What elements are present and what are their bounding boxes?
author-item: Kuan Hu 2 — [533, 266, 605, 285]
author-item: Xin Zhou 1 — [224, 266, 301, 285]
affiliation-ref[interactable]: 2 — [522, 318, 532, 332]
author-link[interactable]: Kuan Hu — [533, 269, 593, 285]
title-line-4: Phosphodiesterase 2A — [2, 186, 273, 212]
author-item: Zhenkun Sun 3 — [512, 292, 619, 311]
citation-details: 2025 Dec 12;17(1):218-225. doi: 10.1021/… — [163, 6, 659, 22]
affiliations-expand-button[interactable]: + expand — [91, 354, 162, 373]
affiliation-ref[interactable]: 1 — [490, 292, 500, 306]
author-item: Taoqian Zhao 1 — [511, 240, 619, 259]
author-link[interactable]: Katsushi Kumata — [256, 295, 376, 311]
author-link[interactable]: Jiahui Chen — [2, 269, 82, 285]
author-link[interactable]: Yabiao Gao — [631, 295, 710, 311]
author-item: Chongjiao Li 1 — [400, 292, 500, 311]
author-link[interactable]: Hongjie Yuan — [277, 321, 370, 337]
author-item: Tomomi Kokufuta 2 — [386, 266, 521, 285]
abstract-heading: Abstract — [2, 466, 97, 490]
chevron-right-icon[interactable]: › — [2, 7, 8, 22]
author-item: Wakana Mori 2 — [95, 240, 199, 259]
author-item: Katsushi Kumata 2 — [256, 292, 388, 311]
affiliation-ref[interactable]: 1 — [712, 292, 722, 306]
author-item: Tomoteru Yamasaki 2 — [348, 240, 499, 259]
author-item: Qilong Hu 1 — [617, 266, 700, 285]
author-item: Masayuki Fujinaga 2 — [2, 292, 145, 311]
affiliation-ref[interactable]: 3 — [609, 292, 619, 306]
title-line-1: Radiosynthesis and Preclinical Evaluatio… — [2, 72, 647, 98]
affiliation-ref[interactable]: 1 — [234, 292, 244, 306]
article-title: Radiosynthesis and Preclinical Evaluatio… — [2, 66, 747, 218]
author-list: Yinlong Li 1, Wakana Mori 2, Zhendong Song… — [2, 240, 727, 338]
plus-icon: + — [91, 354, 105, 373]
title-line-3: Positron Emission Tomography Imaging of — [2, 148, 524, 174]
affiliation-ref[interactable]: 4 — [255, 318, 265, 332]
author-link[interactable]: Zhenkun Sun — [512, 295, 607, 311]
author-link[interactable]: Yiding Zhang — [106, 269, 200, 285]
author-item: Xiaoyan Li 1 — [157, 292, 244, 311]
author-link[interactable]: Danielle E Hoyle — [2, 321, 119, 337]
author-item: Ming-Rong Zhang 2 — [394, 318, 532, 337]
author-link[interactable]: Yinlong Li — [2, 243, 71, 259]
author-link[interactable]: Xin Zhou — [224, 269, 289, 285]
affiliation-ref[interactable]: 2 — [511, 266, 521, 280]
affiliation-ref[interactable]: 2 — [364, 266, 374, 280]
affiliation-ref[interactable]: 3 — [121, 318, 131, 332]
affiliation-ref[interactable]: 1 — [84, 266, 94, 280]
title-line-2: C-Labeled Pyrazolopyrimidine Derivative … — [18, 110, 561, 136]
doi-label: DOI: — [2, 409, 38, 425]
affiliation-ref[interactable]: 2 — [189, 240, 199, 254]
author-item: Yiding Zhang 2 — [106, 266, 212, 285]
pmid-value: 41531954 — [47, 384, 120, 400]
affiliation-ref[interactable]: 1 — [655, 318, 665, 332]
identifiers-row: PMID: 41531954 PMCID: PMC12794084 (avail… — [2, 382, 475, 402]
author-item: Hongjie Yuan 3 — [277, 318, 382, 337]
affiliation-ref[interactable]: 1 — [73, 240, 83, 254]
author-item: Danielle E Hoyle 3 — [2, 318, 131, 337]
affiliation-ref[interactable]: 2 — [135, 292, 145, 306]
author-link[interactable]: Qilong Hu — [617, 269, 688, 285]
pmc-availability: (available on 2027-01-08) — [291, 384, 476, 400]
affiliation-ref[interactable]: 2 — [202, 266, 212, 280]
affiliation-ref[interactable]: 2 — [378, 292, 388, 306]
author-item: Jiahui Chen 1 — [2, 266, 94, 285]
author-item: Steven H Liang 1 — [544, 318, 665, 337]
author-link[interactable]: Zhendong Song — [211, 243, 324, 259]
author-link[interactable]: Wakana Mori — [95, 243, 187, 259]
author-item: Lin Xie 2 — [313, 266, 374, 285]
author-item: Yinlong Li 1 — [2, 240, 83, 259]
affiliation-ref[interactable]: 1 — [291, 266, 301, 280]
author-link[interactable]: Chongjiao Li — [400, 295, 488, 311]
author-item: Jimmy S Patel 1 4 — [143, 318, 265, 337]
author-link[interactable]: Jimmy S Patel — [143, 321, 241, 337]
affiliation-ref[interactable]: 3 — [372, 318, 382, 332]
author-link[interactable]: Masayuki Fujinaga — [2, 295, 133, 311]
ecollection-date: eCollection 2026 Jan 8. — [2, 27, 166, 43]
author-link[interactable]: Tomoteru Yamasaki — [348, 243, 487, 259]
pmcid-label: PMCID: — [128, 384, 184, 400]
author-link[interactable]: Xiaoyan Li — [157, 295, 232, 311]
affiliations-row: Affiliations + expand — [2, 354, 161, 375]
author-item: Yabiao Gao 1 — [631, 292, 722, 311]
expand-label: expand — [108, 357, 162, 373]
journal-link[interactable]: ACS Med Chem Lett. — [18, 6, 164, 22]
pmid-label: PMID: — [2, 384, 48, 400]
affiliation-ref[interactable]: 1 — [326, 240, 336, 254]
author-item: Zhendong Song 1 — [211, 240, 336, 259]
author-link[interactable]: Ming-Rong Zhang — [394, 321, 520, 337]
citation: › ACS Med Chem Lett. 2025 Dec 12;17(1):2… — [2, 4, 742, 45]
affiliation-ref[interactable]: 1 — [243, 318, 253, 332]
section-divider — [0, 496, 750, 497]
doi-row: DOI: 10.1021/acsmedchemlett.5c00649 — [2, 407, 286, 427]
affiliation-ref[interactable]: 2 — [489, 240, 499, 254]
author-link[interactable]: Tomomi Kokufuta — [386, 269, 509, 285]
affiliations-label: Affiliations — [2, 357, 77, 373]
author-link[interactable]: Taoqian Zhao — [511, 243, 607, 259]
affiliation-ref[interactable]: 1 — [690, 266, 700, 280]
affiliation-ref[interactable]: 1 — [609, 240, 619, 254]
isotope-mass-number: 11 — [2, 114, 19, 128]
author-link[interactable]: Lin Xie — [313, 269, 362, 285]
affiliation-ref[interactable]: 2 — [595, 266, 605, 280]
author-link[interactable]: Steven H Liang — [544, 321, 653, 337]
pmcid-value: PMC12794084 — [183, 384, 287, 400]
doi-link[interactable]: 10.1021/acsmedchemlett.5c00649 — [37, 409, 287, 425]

Task to complete:
Could you copy out, character for character, the lines above from the first one up to and including the line with "author-link[interactable]: Jiahui Chen"?

Solved exercise:
What elements are present and what are their bounding boxes?
author-item: Kuan Hu 2 — [533, 266, 605, 285]
author-item: Xin Zhou 1 — [224, 266, 301, 285]
affiliation-ref[interactable]: 2 — [522, 318, 532, 332]
author-link[interactable]: Kuan Hu — [533, 269, 593, 285]
title-line-4: Phosphodiesterase 2A — [2, 186, 273, 212]
author-item: Zhenkun Sun 3 — [512, 292, 619, 311]
citation-details: 2025 Dec 12;17(1):218-225. doi: 10.1021/… — [163, 6, 659, 22]
affiliations-expand-button[interactable]: + expand — [91, 354, 162, 373]
affiliation-ref[interactable]: 1 — [490, 292, 500, 306]
author-item: Taoqian Zhao 1 — [511, 240, 619, 259]
author-link[interactable]: Katsushi Kumata — [256, 295, 376, 311]
author-link[interactable]: Jiahui Chen — [2, 269, 82, 285]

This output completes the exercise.